### [FRAGMENT UIT BRON]
○ ○ ○

Met negen verschillende restaurants, waarbij twee eethuizen met drie Michelinsterren, is hij de culinaire nummer één van Frankrijk en de meest geprezen kok ter wereld. Je zou hem ook de couturier onder de chefs kunnen noemen: met stevige financiële backing van een grote hotelgroep kan hij zijn ondertussen wereldberoemde naam te gelde maken in diverse lagen van de markt.

A lain Ducasse werd in 1956 geboren in een boerderij in Castelsarrazin in de Landes. Zijn ouders hielden eenden en ganzen en kweekten groenten. Hij volgde koksschool in Bordeaux en ging in de leer bij Roger Vergé en Alain Chapel. In 1980 wordt hij de jonge chef-kok van La Terrasse, het restaurant van l’Hôtel Juana in Juan-les-Pins. Vier jaar later heeft het restaurant twee Michelinsterren. In 1987 is Alain Ducasse chef-kok van de keukens van l’Hotel de Paris in Monaco en krijgt hij de leiding toevertrouwd over het restaurant Le Louis XV, dat in 1990 als eerste hotelrestaurant drie Michelinsterren verwerft. In 1996 neemt Ducasse het Parijse eethuis van de opgebrande superkok Joël Robuchon over en hij verandert de naam in Alain Ducasse, l’Hôtel du Parc. Ducasse slaagt erin om reeds na acht maanden de derde ster terug te krijgen. Vanaf dat moment is hij de kok met de meeste Michelinsterren en dus de absolute culinaire nummer één op wereldvlak.

○ ○ ○

### [GETOOND MATERIAAL]
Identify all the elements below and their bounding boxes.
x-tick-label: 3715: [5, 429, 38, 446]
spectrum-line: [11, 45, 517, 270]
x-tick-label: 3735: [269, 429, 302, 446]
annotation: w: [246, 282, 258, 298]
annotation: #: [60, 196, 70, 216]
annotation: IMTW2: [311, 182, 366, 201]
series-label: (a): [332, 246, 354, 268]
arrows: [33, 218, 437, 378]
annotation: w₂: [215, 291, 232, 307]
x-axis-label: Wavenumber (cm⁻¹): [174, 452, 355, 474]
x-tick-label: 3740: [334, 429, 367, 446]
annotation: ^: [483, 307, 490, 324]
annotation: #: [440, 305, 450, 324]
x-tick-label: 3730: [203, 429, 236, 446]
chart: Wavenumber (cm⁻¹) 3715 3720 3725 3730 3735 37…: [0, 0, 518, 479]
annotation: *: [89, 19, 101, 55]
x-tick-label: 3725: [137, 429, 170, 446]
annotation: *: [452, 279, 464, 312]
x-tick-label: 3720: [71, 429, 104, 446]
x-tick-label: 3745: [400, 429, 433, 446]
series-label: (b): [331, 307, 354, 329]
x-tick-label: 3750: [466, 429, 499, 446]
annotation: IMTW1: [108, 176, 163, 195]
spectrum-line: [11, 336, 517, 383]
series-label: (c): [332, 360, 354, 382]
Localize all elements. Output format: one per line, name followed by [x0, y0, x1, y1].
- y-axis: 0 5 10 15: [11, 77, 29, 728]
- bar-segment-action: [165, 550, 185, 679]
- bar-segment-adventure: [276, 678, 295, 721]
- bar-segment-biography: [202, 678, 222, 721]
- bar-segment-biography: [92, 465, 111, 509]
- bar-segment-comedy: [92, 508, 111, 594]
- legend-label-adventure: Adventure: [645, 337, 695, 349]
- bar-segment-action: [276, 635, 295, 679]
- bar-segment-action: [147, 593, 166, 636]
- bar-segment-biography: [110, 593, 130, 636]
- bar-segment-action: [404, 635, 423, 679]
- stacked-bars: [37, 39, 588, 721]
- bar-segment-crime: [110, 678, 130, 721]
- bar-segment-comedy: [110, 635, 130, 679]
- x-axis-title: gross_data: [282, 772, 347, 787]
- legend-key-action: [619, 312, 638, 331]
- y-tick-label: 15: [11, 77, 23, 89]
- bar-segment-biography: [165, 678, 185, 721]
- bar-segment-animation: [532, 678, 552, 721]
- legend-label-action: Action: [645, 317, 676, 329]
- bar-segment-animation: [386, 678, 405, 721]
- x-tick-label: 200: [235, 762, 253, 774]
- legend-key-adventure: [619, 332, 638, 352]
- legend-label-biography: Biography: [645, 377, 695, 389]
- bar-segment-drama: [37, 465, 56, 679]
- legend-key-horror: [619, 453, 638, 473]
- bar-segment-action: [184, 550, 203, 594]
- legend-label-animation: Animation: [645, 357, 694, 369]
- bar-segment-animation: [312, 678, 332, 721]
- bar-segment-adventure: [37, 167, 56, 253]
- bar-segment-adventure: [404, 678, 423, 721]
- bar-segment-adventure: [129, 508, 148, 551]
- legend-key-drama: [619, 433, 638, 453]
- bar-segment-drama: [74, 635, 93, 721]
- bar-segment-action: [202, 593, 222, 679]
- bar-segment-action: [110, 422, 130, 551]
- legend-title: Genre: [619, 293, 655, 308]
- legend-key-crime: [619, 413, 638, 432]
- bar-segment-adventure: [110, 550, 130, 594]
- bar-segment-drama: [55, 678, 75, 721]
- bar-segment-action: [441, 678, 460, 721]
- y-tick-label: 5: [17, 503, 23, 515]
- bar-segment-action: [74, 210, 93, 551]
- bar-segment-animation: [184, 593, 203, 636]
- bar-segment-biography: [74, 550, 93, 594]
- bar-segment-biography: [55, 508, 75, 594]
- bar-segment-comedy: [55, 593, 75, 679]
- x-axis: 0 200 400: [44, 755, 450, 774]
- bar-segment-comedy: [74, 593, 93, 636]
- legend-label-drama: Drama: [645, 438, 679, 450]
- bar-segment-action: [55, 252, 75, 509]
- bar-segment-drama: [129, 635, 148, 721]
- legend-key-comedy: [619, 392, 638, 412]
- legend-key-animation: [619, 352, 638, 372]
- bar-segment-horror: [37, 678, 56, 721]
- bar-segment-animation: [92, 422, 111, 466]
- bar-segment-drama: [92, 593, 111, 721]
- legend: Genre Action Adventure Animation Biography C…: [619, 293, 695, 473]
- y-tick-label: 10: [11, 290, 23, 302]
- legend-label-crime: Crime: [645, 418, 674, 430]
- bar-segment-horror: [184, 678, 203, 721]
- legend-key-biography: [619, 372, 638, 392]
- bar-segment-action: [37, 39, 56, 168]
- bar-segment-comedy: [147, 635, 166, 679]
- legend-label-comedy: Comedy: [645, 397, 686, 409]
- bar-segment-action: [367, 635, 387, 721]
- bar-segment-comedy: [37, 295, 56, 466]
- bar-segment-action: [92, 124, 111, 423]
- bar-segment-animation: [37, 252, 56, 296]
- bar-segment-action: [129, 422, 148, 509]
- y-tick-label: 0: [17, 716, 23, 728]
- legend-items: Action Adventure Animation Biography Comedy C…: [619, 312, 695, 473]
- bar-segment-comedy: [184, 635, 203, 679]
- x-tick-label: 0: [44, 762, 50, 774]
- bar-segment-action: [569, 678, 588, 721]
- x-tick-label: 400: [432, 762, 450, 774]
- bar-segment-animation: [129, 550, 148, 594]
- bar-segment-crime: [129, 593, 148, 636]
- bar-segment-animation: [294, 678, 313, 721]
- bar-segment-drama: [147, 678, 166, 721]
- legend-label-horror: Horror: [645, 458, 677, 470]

○ ○ ○

### [DE OPDRACHTEN]
- a) Wil je uit de tekst over Alain Ducasse woordelijk herhalen wat er staat, beginnend bij "Met negen verschillende" en eindigend bij "van de markt."?
- b) Kun je de tekst over Alain Ducasse weer oppakken en verder schrijven vanaf de laatste zin?

### [ANTWOORDEN HIERONDER]
- a)
Met negen verschillende restaurants, waarbij twee eethuizen met drie Michelinsterren, is hij de culinaire nummer één van Frankrijk en de meest geprezen kok ter wereld. Je zou hem ook de couturier onder de chefs kunnen noemen: met stevige financiële backing van een grote hotelgroep kan hij zijn ondertussen wereldberoemde naam te gelde maken in diverse lagen van de markt.

- b)
Maar ook dat is niet genoeg voor Ducasse. Er volgen andere projecten, privé of in samenwerking met de groep Accor of La Société des Bains de Mer. Ducasse heeft tegenwoordig ook de leiding over La Bastide de Moustiers in Moustiers-Sainte-Marie, een landelijke herberg met enkele kamers, over l’Hostellerie de l’Abbaye de la Celle in La Celle in de Var, een Provençaalse herberg met een tiental kamers in een historische omgeving, en over Bar & Boeuf, een restaurant-bar in de sportclub van Monte-Carlo met open architectuur, door Philippe Starck ontworpen meubilair en een moderne, gevarieerde keuken met grillades, stoom-, wok- en potgerechten.

Een van zijn laatste lievelingsprojecten is Spoon, food & wine, een Parijs restaurant met een helder interieur en ‘vrijheid’ als sleutelwoord. In Spoon vindt men internationale invloeden terug op de spijs- en de wijnkaart. De keuken draait rond korte kooktijden, vermenging van groenten en granen, sausen om met de lepel te eten en het rijke parfum van kruiden en specerijen. In Spoon kunnen haastige bezoekers aan de bar een bento box bestellen, terwijl mensen-met-tijd aan tafel zelf hun maaltijd samenstellen. Niets is verplicht en alles mag: de gerechten kan men via de kaart opbouwen en eten in de volgorde die men wenst. Enkele maanden geleden opende op Mauritius Spoon des Iles en Londen volgt.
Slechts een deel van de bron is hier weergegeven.